__Exercise__
Be exact. Print each record as it stands.

________________________

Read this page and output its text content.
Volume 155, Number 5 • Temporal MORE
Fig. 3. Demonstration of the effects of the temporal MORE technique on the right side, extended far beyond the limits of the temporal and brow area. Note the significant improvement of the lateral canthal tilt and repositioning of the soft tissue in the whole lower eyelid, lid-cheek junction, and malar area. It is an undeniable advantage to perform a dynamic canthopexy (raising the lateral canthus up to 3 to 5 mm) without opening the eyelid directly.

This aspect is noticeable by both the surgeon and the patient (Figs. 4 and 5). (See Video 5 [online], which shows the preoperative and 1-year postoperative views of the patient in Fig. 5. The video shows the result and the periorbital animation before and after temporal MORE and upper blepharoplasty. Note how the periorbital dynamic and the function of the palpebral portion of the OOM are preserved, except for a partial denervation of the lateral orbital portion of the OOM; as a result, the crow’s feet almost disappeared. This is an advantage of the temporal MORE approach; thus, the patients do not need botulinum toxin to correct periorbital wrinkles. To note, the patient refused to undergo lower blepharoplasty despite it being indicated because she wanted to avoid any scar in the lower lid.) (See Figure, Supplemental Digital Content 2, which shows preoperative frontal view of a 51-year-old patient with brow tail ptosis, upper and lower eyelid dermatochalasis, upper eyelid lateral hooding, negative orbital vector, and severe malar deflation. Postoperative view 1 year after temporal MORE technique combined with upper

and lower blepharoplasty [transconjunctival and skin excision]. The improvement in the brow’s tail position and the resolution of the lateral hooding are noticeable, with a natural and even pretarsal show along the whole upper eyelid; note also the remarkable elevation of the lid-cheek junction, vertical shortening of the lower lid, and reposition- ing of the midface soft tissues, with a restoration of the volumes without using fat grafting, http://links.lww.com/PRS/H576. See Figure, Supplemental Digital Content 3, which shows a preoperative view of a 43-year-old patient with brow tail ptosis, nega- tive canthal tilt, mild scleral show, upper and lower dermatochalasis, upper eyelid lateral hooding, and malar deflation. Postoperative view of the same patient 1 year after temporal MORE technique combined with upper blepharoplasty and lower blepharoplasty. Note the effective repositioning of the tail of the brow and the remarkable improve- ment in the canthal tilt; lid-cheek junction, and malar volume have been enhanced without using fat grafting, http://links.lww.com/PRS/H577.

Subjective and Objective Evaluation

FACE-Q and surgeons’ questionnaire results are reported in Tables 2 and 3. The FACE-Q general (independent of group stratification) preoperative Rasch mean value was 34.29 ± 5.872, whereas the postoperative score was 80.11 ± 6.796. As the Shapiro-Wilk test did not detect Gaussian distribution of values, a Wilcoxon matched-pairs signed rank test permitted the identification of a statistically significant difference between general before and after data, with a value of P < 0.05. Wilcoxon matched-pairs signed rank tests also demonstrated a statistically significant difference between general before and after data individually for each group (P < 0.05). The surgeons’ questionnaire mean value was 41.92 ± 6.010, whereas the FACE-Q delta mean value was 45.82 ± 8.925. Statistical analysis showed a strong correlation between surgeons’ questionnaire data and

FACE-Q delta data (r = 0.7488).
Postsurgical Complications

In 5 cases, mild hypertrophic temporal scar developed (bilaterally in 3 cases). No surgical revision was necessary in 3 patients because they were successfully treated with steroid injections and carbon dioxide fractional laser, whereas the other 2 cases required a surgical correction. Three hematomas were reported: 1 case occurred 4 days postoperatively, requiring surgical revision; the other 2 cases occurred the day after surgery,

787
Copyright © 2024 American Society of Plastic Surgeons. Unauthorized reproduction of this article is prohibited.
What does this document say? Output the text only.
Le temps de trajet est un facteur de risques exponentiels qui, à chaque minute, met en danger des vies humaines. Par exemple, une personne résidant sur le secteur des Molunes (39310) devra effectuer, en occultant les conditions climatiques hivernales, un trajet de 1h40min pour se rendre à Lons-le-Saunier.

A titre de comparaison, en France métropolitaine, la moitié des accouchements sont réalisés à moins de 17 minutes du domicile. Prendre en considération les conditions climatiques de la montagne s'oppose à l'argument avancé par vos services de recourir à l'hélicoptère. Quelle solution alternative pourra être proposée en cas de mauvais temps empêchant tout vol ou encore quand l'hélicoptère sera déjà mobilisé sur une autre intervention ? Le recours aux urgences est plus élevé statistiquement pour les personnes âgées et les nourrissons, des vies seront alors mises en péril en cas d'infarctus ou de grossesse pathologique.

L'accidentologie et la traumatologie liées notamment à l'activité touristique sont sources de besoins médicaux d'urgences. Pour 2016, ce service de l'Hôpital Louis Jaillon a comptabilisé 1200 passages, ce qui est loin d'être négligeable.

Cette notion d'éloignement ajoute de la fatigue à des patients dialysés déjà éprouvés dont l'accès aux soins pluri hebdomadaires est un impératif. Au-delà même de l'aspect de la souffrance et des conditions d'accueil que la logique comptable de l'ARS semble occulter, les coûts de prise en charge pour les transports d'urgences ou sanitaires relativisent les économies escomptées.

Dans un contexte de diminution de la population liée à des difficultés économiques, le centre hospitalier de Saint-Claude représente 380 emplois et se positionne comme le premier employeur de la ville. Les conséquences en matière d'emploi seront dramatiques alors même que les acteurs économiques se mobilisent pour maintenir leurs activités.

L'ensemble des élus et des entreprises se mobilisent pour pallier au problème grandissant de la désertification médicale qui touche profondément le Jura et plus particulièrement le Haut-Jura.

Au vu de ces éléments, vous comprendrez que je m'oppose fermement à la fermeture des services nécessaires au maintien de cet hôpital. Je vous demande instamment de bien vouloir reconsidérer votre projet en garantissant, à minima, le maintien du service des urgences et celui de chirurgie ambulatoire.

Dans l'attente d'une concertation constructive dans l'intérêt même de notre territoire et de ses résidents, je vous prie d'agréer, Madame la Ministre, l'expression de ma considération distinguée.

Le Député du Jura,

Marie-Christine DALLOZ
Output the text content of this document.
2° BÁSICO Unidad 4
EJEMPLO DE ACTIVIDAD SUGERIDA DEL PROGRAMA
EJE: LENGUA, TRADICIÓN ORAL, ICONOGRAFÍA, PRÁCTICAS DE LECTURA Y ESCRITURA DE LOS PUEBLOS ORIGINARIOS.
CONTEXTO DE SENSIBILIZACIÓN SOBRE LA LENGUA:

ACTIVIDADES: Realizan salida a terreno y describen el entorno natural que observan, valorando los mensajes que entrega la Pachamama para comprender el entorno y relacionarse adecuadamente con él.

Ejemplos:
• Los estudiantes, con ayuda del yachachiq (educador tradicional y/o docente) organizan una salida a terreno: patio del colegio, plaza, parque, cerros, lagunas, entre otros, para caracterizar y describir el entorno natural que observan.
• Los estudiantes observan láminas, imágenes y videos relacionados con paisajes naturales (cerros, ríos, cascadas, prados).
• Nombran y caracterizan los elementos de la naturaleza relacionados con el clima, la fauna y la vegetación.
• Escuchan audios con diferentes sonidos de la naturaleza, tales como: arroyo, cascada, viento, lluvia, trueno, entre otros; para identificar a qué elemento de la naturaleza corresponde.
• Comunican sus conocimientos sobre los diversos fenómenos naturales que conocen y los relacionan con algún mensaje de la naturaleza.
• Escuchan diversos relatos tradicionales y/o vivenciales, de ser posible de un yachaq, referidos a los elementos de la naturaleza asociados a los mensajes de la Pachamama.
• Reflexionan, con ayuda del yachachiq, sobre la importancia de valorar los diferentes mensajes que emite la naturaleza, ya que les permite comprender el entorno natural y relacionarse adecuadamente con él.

________________________

__Answer section__
Read this page and output its text content.
Volume 155, Number 5 • Temporal MORE
Fig. 3. Demonstration of the effects of the temporal MORE technique on the right side, extended far beyond the limits of the temporal and brow area. Note the significant improvement of the lateral canthal tilt and repositioning of the soft tissue in the whole lower eyelid, lid-cheek junction, and malar area. It is an undeniable advantage to perform a dynamic canthopexy (raising the lateral canthus up to 3 to 5 mm) without opening the eyelid directly.

This aspect is noticeable by both the surgeon and the patient (Figs. 4 and 5). (See Video 5 [online], which shows the preoperative and 1-year postoperative views of the patient in Fig. 5. The video shows the result and the periorbital animation before and after temporal MORE and upper blepharoplasty. Note how the periorbital dynamic and the function of the palpebral portion of the OOM are preserved, except for a partial denervation of the lateral orbital portion of the OOM; as a result, the crow’s feet almost disappeared. This is an advantage of the temporal MORE approach; thus, the patients do not need botulinum toxin to correct periorbital wrinkles. To note, the patient refused to undergo lower blepharoplasty despite it being indicated because she wanted to avoid any scar in the lower lid.) (See Figure, Supplemental Digital Content 2, which shows preoperative frontal view of a 51-year-old patient with brow tail ptosis, upper and lower eyelid dermatochalasis, upper eyelid lateral hooding, negative orbital vector, and severe malar deflation. Postoperative view 1 year after temporal MORE technique combined with upper

and lower blepharoplasty [transconjunctival and skin excision]. The improvement in the brow’s tail position and the resolution of the lateral hooding are noticeable, with a natural and even pretarsal show along the whole upper eyelid; note also the remarkable elevation of the lid-cheek junction, vertical shortening of the lower lid, and reposition- ing of the midface soft tissues, with a restoration of the volumes without using fat grafting, http://links.lww.com/PRS/H576. See Figure, Supplemental Digital Content 3, which shows a preoperative view of a 43-year-old patient with brow tail ptosis, nega- tive canthal tilt, mild scleral show, upper and lower dermatochalasis, upper eyelid lateral hooding, and malar deflation. Postoperative view of the same patient 1 year after temporal MORE technique combined with upper blepharoplasty and lower blepharoplasty. Note the effective repositioning of the tail of the brow and the remarkable improve- ment in the canthal tilt; lid-cheek junction, and malar volume have been enhanced without using fat grafting, http://links.lww.com/PRS/H577.

Subjective and Objective Evaluation

FACE-Q and surgeons’ questionnaire results are reported in Tables 2 and 3. The FACE-Q general (independent of group stratification) preoperative Rasch mean value was 34.29 ± 5.872, whereas the postoperative score was 80.11 ± 6.796. As the Shapiro-Wilk test did not detect Gaussian distribution of values, a Wilcoxon matched-pairs signed rank test permitted the identification of a statistically significant difference between general before and after data, with a value of P < 0.05. Wilcoxon matched-pairs signed rank tests also demonstrated a statistically significant difference between general before and after data individually for each group (P < 0.05). The surgeons’ questionnaire mean value was 41.92 ± 6.010, whereas the FACE-Q delta mean value was 45.82 ± 8.925. Statistical analysis showed a strong correlation between surgeons’ questionnaire data and

FACE-Q delta data (r = 0.7488).
Postsurgical Complications

In 5 cases, mild hypertrophic temporal scar developed (bilaterally in 3 cases). No surgical revision was necessary in 3 patients because they were successfully treated with steroid injections and carbon dioxide fractional laser, whereas the other 2 cases required a surgical correction. Three hematomas were reported: 1 case occurred 4 days postoperatively, requiring surgical revision; the other 2 cases occurred the day after surgery,

787
Copyright © 2024 American Society of Plastic Surgeons. Unauthorized reproduction of this article is prohibited.
What does this document say? Output the text only.
Le temps de trajet est un facteur de risques exponentiels qui, à chaque minute, met en danger des vies humaines. Par exemple, une personne résidant sur le secteur des Molunes (39310) devra effectuer, en occultant les conditions climatiques hivernales, un trajet de 1h40min pour se rendre à Lons-le-Saunier.

A titre de comparaison, en France métropolitaine, la moitié des accouchements sont réalisés à moins de 17 minutes du domicile. Prendre en considération les conditions climatiques de la montagne s'oppose à l'argument avancé par vos services de recourir à l'hélicoptère. Quelle solution alternative pourra être proposée en cas de mauvais temps empêchant tout vol ou encore quand l'hélicoptère sera déjà mobilisé sur une autre intervention ? Le recours aux urgences est plus élevé statistiquement pour les personnes âgées et les nourrissons, des vies seront alors mises en péril en cas d'infarctus ou de grossesse pathologique.

L'accidentologie et la traumatologie liées notamment à l'activité touristique sont sources de besoins médicaux d'urgences. Pour 2016, ce service de l'Hôpital Louis Jaillon a comptabilisé 1200 passages, ce qui est loin d'être négligeable.

Cette notion d'éloignement ajoute de la fatigue à des patients dialysés déjà éprouvés dont l'accès aux soins pluri hebdomadaires est un impératif. Au-delà même de l'aspect de la souffrance et des conditions d'accueil que la logique comptable de l'ARS semble occulter, les coûts de prise en charge pour les transports d'urgences ou sanitaires relativisent les économies escomptées.

Dans un contexte de diminution de la population liée à des difficultés économiques, le centre hospitalier de Saint-Claude représente 380 emplois et se positionne comme le premier employeur de la ville. Les conséquences en matière d'emploi seront dramatiques alors même que les acteurs économiques se mobilisent pour maintenir leurs activités.

L'ensemble des élus et des entreprises se mobilisent pour pallier au problème grandissant de la désertification médicale qui touche profondément le Jura et plus particulièrement le Haut-Jura.

Au vu de ces éléments, vous comprendrez que je m'oppose fermement à la fermeture des services nécessaires au maintien de cet hôpital. Je vous demande instamment de bien vouloir reconsidérer votre projet en garantissant, à minima, le maintien du service des urgences et celui de chirurgie ambulatoire.

Dans l'attente d'une concertation constructive dans l'intérêt même de notre territoire et de ses résidents, je vous prie d'agréer, Madame la Ministre, l'expression de ma considération distinguée.

Le Député du Jura,

Marie-Christine DALLOZ
Output the text content of this document.
2° BÁSICO Unidad 4
EJEMPLO DE ACTIVIDAD SUGERIDA DEL PROGRAMA
EJE: LENGUA, TRADICIÓN ORAL, ICONOGRAFÍA, PRÁCTICAS DE LECTURA Y ESCRITURA DE LOS PUEBLOS ORIGINARIOS.
CONTEXTO DE SENSIBILIZACIÓN SOBRE LA LENGUA:

ACTIVIDADES: Realizan salida a terreno y describen el entorno natural que observan, valorando los mensajes que entrega la Pachamama para comprender el entorno y relacionarse adecuadamente con él.

Ejemplos:
• Los estudiantes, con ayuda del yachachiq (educador tradicional y/o docente) organizan una salida a terreno: patio del colegio, plaza, parque, cerros, lagunas, entre otros, para caracterizar y describir el entorno natural que observan.
• Los estudiantes observan láminas, imágenes y videos relacionados con paisajes naturales (cerros, ríos, cascadas, prados).
• Nombran y caracterizan los elementos de la naturaleza relacionados con el clima, la fauna y la vegetación.
• Escuchan audios con diferentes sonidos de la naturaleza, tales como: arroyo, cascada, viento, lluvia, trueno, entre otros; para identificar a qué elemento de la naturaleza corresponde.
• Comunican sus conocimientos sobre los diversos fenómenos naturales que conocen y los relacionan con algún mensaje de la naturaleza.
• Escuchan diversos relatos tradicionales y/o vivenciales, de ser posible de un yachaq, referidos a los elementos de la naturaleza asociados a los mensajes de la Pachamama.
• Reflexionan, con ayuda del yachachiq, sobre la importancia de valorar los diferentes mensajes que emite la naturaleza, ya que les permite comprender el entorno natural y relacionarse adecuadamente con él.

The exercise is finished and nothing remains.